Data rows —
○ ○ ○ ○ ○ ○ ○

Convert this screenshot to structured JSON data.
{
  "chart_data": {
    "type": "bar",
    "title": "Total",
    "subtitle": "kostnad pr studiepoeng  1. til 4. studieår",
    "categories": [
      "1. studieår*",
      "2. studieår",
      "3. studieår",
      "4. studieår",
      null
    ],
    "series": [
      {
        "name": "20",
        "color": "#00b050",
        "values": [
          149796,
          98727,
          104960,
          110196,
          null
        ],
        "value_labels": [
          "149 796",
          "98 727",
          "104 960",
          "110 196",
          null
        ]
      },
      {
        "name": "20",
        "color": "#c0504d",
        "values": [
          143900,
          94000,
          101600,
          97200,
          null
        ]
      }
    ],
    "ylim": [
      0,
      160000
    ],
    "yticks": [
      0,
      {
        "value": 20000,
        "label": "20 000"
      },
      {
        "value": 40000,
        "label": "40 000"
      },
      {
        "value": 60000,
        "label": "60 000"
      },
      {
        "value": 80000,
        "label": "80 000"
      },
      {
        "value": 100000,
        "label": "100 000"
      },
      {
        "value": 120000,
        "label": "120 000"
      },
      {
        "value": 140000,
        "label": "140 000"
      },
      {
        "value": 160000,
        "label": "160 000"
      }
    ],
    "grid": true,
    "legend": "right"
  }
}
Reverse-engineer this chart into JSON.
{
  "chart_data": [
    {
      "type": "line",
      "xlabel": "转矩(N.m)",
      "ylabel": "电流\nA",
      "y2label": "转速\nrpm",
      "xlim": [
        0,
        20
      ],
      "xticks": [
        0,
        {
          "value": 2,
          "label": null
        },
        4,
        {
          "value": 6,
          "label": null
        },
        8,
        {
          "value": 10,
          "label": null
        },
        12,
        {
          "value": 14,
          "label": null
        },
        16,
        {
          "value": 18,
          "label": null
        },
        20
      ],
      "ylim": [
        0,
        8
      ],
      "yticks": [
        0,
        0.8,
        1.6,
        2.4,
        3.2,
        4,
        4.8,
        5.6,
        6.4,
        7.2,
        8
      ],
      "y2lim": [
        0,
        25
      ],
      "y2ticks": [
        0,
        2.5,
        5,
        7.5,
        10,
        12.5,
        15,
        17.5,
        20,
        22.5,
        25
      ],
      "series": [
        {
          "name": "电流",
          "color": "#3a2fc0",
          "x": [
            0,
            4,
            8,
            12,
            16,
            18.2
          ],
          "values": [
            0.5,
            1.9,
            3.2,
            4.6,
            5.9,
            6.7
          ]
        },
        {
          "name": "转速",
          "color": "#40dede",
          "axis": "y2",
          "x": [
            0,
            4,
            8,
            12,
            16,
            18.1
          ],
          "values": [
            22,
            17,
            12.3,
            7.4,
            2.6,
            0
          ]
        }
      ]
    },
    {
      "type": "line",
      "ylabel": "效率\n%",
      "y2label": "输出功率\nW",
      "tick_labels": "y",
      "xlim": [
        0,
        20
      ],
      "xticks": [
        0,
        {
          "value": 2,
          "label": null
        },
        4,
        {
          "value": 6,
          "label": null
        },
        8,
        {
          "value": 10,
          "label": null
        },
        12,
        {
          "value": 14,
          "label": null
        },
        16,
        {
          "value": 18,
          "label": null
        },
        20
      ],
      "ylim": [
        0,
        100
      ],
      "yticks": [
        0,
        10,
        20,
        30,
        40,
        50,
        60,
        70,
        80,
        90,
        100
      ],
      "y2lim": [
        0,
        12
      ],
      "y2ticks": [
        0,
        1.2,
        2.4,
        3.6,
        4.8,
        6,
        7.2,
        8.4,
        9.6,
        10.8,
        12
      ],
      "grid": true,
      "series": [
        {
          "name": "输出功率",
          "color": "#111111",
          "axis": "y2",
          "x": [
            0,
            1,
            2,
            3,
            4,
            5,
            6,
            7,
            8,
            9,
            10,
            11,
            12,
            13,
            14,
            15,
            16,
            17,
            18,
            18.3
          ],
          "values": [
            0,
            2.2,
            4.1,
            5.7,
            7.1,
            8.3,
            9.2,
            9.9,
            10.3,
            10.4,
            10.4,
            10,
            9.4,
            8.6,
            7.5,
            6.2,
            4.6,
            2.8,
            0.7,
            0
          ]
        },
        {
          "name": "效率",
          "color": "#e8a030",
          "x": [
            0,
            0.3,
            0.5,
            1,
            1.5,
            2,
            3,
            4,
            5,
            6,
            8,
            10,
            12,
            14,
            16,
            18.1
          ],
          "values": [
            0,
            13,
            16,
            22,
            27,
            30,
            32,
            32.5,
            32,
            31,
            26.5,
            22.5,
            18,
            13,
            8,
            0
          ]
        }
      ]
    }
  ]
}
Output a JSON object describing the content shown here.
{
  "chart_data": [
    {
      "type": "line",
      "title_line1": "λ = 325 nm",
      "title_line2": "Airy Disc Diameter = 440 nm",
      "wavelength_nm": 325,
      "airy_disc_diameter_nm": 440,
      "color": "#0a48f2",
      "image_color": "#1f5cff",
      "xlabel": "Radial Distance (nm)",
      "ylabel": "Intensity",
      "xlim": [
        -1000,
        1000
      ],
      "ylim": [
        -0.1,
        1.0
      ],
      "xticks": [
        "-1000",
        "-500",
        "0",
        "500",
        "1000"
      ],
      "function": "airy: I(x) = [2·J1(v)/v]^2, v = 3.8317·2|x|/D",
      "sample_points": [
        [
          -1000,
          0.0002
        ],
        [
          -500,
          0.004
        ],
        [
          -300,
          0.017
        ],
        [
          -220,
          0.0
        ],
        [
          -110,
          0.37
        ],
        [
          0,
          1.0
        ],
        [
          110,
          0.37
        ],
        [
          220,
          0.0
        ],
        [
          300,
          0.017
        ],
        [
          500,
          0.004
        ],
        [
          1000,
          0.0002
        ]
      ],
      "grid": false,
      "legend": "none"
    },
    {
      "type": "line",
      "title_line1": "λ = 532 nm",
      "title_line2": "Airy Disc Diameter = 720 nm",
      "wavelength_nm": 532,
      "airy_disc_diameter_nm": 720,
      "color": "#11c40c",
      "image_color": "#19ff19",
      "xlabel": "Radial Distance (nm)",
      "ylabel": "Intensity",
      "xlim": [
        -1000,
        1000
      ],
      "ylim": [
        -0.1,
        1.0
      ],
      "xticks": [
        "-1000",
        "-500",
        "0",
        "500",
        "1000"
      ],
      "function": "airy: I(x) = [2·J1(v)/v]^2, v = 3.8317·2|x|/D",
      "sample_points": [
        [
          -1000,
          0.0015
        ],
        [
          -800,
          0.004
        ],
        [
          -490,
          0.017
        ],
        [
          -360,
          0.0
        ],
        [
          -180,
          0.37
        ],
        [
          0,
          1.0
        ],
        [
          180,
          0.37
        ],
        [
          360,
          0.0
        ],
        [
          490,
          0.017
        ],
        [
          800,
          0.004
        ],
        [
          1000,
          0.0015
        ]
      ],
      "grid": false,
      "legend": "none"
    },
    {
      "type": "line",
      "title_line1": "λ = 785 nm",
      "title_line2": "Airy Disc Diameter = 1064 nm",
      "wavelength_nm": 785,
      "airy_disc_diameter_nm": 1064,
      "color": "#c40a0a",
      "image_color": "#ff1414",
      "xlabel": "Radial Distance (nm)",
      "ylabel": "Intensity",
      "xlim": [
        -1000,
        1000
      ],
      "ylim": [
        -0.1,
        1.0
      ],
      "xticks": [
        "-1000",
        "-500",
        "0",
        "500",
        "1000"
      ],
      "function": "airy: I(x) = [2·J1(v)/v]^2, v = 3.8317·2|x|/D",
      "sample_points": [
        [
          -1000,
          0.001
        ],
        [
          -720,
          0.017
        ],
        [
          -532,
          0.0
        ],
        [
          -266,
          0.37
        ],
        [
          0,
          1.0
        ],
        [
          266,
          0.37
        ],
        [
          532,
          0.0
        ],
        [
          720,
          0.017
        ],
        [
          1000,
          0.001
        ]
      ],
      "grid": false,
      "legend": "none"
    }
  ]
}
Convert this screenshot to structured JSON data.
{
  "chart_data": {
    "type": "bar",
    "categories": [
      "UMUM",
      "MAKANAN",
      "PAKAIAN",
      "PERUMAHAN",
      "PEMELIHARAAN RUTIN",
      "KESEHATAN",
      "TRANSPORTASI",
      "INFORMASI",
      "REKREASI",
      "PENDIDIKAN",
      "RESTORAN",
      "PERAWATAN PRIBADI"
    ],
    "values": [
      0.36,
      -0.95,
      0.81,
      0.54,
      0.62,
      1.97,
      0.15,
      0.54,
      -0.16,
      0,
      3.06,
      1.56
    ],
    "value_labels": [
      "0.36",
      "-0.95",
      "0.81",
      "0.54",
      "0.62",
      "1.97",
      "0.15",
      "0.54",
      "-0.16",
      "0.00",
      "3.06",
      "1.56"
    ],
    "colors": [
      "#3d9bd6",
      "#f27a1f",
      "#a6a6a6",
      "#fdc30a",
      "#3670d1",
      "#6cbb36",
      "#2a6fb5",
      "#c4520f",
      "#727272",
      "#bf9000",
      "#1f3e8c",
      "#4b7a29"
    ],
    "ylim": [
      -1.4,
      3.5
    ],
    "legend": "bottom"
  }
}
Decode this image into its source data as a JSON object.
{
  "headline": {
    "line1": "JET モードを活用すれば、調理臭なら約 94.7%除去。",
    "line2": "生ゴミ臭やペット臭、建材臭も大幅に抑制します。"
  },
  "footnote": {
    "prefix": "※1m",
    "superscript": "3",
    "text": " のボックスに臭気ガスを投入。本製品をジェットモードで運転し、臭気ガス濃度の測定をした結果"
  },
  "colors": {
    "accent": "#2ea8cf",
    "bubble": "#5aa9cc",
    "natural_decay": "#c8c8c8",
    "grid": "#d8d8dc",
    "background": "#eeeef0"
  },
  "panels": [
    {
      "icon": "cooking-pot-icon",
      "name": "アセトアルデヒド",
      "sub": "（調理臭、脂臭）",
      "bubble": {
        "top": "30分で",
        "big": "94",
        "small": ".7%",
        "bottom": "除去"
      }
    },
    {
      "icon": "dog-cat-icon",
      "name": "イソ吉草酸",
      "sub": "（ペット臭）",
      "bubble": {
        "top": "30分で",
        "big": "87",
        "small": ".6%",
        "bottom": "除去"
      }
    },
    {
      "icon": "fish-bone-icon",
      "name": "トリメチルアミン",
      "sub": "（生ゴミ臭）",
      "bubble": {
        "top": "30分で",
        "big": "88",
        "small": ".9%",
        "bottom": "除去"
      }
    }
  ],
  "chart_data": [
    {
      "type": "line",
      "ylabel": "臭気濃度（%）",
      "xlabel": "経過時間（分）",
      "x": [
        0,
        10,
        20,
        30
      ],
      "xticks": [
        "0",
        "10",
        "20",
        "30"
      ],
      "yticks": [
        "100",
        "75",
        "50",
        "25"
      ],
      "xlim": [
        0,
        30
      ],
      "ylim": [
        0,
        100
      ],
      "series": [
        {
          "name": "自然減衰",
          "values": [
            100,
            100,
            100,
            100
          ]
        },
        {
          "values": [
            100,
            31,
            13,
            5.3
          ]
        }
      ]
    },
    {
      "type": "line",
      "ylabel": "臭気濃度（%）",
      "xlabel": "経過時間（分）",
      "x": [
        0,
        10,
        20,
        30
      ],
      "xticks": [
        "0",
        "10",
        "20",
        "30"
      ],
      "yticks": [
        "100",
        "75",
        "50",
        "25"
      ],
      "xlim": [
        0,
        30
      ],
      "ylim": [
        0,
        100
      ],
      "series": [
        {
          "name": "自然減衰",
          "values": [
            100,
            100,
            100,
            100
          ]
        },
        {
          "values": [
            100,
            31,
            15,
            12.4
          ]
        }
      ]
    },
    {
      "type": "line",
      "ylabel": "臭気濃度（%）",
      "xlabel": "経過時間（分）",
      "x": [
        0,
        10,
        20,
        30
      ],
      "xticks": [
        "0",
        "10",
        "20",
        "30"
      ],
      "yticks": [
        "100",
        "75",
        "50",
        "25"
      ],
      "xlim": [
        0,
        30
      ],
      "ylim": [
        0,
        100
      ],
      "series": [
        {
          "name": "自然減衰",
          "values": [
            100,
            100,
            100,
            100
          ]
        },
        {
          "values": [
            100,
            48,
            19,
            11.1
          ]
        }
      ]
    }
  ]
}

○ ○ ○ ○ ○ ○ ○

Objective — Find each line holding the string "into" and copy it out.

Expected answer —
Reverse-engineer this chart into JSON.
Decode this image into its source data as a JSON object.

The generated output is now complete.